··· MATERIAL FOR THIS EXERCISE

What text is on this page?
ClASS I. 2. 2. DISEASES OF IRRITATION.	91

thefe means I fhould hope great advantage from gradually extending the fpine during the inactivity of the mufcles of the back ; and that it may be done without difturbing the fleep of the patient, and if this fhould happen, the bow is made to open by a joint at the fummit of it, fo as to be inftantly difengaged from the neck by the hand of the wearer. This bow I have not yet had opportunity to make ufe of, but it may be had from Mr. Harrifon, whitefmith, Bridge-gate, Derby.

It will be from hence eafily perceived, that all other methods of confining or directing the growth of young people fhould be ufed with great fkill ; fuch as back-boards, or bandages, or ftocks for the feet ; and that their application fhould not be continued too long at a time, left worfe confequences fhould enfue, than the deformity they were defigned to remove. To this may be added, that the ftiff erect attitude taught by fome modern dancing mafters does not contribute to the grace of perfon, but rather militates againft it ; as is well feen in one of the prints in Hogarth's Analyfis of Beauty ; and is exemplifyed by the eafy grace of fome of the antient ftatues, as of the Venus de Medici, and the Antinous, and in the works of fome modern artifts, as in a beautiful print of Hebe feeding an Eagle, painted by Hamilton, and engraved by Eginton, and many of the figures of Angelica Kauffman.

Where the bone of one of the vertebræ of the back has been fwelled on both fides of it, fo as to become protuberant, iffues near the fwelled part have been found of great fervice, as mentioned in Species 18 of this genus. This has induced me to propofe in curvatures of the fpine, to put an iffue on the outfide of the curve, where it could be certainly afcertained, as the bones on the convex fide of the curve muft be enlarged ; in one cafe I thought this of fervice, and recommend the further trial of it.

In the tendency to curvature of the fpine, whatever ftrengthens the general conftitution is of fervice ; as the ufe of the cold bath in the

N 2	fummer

······

*YOUR TASK*:
In the records above, how many lines contain the word "that"? Give the number alone.

*COMPLETED TASK*:
2